See also question KERN-9.

PROC-1. Rendezvous and pipes

This question builds versions of the existing system calls based on new abstractions. Here are three system calls that define a new abstraction called a rendezvous.

int newrendezvous()
Returns a rendezvous ID that hasn’t been used yet.

int rendezvous(int rid, int data)
Blocks the calling process P1 until some other process P2 calls rendezvous() with the same rid (rendezvous ID). Then, both of the system calls return, but P1’s system call returns P2’s data and vice versa. Thus, the two processes swap their data. Rendezvous acts pairwise; if three processes call rendezvous, then two of them will swap values and the third will block, waiting for a fourth.

void freezerendezvous(int rid, int freezedata)
Freezes the rendezvous rid. All future calls to rendezvous(rid, data) will immediately return freezedata.

Here’s an example. The two columns represent two processes. Assume they are the only processes using rendezvous ID 0.

int result = rendezvous(0, 5); printf("About to rendezvous\n");
int result = rendezvous(0, 600);
/* The processes swap data; both become runnable */
printf("Process A got %d\n", result); printf("Process B got %d\n", result);

This code will print

About to rendezvous
Process B got 5
Process A got 600

(the last 2 lines might appear in either order).

QUESTION PROC-1A. How might you implement pipes in terms of rendezvous? Try to figure out analogues for the pipe(), close(), read(), and write() system calls (perhaps with different signatures), but only worry about reading and writing 1 character at a time.

QUESTION PROC-1B. Can a rendezvous-pipe support all pipe features?

PROC-2. Process management

Here’s the skeleton of a shell function implementing a simple two-command pipeline, such as “cmd1 | cmd2”.

void simple_pipe(const char* cmd1, char* const* argv1, const char* cmd2, char* const* argv2) {
    int pipefd[2], r, status;

    [A]

    pid_t child1 = fork();
    if (child1 == 0) {
        [B]
        execvp(cmd1, argv1);
    }
    assert(child1 > 0);

    [C]

    pid_t child2 = fork();
    if (child2 == 0) {
        [D]
        execvp(cmd2, argv2);
    }
    assert(child2 > 0);

    [E]
}

And here is a grab bag of system calls.

[1] close(pipefd[0]);
[2] close(pipefd[1]);
[3] dup2(pipefd[0], STDIN_FILENO);
[4] dup2(pipefd[0], STDOUT_FILENO);
[5] dup2(pipefd[1], STDIN_FILENO);
[6] dup2(pipefd[1], STDOUT_FILENO);
[7] pipe(pipefd);
[8] r = waitpid(child1, &status, 0);
[9] r = waitpid(child2, &status, 0);

Your task is to assign system call IDs, such as “1”, to slots, such as “A”, to achieve several behaviors, including a correct pipeline and several incorrect pipelines. For each question:

QUESTION PROC-2A. Implement a correct foreground pipeline.

[A] [B] (child1) [C] [D] (child2) [E]
 

QUESTION PROC-2B. Implement a pipeline so that, given arguments corresponding to “echo foo | wc -c”, the wc process reads “foo” from its standard input but does not exit thereafter. For partial credit describe in words how this might happen.

▶ [Information shown]
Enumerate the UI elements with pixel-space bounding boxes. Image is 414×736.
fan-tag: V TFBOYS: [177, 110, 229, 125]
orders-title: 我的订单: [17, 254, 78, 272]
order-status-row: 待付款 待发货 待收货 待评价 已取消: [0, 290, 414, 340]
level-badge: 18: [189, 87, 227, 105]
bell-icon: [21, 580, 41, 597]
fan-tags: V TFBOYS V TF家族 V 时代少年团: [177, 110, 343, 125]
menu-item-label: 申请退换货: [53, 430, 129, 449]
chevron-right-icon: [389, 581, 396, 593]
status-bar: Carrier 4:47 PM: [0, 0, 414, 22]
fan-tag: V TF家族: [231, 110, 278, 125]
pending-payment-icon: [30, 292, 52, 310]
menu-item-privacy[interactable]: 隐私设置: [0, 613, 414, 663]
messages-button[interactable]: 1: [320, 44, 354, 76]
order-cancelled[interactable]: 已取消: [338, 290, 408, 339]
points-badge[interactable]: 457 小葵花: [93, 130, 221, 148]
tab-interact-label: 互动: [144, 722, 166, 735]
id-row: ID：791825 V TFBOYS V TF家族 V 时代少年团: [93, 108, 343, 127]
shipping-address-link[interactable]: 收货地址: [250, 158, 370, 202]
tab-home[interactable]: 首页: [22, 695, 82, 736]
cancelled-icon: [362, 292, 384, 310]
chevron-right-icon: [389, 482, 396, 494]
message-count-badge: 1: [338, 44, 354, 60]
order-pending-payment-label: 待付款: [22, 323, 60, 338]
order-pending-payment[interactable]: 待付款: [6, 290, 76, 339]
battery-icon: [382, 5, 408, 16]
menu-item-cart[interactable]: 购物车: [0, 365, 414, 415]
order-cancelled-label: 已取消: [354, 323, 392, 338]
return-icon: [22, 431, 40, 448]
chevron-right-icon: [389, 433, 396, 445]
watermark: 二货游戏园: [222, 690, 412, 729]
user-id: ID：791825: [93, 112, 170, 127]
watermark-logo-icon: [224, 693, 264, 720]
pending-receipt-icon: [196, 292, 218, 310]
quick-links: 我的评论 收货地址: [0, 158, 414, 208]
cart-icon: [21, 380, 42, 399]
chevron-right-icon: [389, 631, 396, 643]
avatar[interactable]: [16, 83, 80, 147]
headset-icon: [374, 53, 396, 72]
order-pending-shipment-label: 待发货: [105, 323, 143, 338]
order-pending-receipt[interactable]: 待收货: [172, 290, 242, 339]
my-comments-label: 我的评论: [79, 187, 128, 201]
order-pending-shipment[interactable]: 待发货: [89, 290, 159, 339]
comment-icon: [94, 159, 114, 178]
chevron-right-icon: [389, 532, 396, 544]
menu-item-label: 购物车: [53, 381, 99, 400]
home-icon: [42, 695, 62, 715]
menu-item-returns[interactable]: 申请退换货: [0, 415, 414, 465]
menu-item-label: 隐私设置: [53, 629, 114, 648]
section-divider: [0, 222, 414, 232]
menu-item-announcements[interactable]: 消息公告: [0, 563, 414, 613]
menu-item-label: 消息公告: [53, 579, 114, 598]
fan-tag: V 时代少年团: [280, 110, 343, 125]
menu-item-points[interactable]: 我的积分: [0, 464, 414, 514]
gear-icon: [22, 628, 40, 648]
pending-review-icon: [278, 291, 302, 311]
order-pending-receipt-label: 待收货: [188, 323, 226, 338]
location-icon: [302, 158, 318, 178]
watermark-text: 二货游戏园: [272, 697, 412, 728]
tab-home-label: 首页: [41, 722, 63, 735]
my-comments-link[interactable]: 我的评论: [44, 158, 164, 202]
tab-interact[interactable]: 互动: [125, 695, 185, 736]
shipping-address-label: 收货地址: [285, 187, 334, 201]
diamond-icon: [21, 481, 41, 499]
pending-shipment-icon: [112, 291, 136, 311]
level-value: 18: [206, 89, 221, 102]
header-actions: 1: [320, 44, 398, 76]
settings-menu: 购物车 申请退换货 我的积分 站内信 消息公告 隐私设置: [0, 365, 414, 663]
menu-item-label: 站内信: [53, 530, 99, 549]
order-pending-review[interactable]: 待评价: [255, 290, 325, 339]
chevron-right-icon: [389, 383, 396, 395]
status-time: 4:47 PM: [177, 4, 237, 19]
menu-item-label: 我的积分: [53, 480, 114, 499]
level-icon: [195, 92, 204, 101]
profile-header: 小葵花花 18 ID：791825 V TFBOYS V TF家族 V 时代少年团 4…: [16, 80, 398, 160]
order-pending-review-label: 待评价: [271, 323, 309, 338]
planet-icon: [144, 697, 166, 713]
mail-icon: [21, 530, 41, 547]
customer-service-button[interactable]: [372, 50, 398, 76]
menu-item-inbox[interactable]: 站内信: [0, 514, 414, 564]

▶ [The exercise] In the passage on rendezvous and pipes, list each existing system call for which question PROC-1A asks for a rendezvous-based analogue.

▶ [Solution to the exercise] pipe(), close(), read(), write()